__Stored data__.
------------------------------------------------------------------------
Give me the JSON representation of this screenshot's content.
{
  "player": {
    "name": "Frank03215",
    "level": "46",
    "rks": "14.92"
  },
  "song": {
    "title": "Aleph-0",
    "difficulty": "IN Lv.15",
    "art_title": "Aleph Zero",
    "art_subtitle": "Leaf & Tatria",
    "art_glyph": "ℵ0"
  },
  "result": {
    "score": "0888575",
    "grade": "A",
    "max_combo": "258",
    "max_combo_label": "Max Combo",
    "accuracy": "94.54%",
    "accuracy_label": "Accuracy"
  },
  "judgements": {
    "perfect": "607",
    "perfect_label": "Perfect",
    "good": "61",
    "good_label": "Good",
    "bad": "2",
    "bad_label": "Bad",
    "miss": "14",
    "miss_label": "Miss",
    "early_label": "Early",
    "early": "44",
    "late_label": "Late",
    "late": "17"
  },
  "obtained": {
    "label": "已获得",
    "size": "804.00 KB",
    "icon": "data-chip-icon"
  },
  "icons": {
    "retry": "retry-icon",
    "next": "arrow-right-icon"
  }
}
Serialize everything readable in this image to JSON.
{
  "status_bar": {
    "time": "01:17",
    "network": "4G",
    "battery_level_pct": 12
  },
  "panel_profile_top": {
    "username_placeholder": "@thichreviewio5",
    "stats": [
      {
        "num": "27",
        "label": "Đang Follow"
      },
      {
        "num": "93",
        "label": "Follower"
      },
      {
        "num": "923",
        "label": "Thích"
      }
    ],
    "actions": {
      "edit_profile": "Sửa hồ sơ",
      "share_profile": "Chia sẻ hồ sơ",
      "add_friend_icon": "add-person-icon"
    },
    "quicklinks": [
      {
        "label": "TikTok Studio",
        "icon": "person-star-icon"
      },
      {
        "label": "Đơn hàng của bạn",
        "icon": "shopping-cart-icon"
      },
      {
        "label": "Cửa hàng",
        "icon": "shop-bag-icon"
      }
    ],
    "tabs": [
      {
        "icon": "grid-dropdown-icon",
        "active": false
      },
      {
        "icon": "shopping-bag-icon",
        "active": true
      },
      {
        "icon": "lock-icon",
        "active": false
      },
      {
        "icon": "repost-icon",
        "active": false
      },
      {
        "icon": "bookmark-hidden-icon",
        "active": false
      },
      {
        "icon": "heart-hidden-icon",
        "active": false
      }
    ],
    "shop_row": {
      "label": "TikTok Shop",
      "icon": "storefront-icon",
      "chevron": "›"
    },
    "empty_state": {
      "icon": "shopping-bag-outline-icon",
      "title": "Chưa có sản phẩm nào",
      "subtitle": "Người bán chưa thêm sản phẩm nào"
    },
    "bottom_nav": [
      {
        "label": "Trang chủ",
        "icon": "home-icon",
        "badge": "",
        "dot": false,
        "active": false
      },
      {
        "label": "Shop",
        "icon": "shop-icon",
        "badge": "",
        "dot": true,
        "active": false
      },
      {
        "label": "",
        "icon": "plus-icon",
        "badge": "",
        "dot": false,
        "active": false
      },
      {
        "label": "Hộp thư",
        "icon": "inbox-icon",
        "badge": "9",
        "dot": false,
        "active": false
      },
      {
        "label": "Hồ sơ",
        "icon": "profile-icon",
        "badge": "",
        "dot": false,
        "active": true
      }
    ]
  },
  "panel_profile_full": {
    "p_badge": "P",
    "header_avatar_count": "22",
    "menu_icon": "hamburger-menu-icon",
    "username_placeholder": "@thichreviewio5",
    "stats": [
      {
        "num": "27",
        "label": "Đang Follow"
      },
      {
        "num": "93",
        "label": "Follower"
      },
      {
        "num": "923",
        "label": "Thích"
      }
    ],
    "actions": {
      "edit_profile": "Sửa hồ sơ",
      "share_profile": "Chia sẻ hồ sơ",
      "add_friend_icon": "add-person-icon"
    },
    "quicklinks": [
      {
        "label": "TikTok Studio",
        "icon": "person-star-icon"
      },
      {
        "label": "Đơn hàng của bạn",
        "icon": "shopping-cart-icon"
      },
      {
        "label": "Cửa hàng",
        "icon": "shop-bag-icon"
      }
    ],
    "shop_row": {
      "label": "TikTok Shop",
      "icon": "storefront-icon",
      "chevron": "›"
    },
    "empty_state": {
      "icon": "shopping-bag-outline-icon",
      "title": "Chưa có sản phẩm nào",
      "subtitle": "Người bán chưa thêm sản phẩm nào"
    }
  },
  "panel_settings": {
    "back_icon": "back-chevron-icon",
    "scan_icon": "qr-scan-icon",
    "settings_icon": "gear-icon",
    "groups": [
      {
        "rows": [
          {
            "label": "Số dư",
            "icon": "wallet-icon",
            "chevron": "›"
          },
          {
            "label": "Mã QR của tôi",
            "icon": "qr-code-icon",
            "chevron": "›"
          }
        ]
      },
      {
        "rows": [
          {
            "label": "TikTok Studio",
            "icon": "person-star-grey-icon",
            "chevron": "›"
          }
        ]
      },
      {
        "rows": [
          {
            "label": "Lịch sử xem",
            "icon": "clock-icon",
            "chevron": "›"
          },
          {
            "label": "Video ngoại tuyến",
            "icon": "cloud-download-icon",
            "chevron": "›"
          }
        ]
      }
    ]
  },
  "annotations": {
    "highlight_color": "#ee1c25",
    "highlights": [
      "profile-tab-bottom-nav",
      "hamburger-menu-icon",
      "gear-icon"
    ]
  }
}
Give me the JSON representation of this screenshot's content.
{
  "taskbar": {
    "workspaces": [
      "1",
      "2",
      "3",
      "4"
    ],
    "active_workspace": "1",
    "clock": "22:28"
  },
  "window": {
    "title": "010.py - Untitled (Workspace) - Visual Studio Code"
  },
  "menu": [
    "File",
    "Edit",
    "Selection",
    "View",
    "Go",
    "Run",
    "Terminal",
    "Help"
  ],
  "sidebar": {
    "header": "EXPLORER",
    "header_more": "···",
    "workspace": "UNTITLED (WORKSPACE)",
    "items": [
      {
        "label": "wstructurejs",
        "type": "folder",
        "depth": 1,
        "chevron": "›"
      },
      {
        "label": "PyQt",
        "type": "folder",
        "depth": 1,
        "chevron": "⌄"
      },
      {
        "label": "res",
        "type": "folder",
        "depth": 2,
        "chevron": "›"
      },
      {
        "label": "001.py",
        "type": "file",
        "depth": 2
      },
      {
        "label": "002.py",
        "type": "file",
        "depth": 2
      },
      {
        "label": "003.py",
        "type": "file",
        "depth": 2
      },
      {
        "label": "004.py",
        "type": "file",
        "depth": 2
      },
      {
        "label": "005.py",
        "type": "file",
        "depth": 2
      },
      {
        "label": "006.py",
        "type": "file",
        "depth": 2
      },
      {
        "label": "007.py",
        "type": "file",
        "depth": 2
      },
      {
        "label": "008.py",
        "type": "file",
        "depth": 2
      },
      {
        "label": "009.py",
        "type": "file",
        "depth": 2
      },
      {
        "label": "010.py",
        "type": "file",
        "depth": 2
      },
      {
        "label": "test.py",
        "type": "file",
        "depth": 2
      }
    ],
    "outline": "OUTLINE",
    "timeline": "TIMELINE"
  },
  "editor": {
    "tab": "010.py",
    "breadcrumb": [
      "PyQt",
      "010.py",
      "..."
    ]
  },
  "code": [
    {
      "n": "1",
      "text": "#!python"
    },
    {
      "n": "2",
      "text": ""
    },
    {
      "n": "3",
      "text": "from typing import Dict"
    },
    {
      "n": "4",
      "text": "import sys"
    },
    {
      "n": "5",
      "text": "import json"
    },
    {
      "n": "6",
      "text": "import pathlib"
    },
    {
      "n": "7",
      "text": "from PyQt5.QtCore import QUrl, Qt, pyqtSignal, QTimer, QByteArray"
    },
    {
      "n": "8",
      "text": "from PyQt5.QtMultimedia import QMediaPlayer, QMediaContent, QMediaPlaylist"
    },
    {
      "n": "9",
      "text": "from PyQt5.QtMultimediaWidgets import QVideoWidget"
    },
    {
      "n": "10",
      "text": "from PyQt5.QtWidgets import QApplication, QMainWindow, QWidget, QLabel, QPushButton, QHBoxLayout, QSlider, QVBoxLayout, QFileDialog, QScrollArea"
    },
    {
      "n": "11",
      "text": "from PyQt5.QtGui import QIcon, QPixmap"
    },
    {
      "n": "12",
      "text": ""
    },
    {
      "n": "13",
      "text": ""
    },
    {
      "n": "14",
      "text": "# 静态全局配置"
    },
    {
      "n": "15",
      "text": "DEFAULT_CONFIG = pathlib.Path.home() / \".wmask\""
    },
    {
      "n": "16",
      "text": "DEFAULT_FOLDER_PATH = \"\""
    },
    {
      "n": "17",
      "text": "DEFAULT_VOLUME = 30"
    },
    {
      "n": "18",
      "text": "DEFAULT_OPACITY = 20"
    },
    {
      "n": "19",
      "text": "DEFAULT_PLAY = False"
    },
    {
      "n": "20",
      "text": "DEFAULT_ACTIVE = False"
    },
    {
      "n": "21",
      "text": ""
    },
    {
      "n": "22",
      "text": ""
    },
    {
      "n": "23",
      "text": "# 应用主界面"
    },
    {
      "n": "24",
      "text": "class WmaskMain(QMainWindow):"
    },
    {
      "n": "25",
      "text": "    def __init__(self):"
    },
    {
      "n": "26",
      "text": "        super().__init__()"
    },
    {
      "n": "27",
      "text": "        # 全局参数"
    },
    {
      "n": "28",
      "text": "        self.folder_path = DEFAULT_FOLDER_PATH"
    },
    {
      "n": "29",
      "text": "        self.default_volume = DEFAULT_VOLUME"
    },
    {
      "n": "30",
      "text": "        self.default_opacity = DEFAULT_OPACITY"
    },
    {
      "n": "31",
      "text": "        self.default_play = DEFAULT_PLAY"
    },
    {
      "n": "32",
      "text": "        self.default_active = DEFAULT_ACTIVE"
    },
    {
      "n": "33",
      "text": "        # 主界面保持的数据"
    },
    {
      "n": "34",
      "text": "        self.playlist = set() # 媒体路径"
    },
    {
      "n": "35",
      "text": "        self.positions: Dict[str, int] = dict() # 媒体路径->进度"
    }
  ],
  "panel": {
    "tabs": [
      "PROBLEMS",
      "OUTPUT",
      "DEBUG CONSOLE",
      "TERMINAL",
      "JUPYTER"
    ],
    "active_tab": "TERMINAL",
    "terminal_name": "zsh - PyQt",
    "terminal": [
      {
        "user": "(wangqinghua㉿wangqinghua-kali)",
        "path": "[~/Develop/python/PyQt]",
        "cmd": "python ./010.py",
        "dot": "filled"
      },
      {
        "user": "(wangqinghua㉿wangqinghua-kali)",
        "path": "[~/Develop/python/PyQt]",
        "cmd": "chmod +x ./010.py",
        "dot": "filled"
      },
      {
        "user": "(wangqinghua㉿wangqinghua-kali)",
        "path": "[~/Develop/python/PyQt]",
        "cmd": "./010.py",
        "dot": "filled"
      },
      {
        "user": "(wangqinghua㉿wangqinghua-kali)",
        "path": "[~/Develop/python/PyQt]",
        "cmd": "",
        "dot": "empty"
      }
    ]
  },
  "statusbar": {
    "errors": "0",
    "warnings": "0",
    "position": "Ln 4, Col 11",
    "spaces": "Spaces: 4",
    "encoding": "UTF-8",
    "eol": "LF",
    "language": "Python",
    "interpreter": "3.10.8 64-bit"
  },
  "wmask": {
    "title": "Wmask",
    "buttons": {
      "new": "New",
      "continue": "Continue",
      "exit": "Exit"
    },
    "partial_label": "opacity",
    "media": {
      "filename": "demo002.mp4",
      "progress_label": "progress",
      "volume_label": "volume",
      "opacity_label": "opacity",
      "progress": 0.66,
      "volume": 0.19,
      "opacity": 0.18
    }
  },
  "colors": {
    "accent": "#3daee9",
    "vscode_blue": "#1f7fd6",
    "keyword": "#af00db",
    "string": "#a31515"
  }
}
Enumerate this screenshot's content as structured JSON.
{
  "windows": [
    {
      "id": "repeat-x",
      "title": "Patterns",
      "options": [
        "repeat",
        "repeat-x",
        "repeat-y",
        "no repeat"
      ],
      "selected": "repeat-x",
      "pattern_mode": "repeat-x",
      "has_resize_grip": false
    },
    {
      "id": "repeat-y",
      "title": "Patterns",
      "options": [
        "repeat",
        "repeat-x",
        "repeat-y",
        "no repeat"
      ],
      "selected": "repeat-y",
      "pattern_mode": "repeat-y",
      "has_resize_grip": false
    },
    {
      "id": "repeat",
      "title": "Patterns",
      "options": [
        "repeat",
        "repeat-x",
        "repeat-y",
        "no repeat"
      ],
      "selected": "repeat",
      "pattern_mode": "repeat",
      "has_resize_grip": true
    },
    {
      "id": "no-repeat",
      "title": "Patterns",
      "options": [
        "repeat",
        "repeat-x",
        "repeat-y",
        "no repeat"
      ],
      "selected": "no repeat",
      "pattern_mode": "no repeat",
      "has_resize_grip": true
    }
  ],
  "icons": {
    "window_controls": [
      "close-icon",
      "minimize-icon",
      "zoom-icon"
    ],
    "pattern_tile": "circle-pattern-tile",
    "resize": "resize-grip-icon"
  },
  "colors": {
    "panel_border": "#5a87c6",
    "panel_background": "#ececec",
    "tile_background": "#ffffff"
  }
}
------------------------------------------------------------------------
__PROBLEM REQUIREMENTS__.
Extract lines where the string "from" occurs.

__EXERCISE SOLUTION__.
      "text": "from typing import Dict"
      "text": "from PyQt5.QtCore import QUrl, Qt, pyqtSignal, QTimer, QByteArray"
      "text": "from PyQt5.QtMultimedia import QMediaPlayer, QMediaContent, QMediaPlaylist"
      "text": "from PyQt5.QtMultimediaWidgets import QVideoWidget"
      "text": "from PyQt5.QtWidgets import QApplication, QMainWindow, QWidget, QLabel, QPushButton, QHBoxLayout, QSlider, QVBoxLayout, QFileDialog, QScrollArea"
      "text": "from PyQt5.QtGui import QIcon, QPixmap"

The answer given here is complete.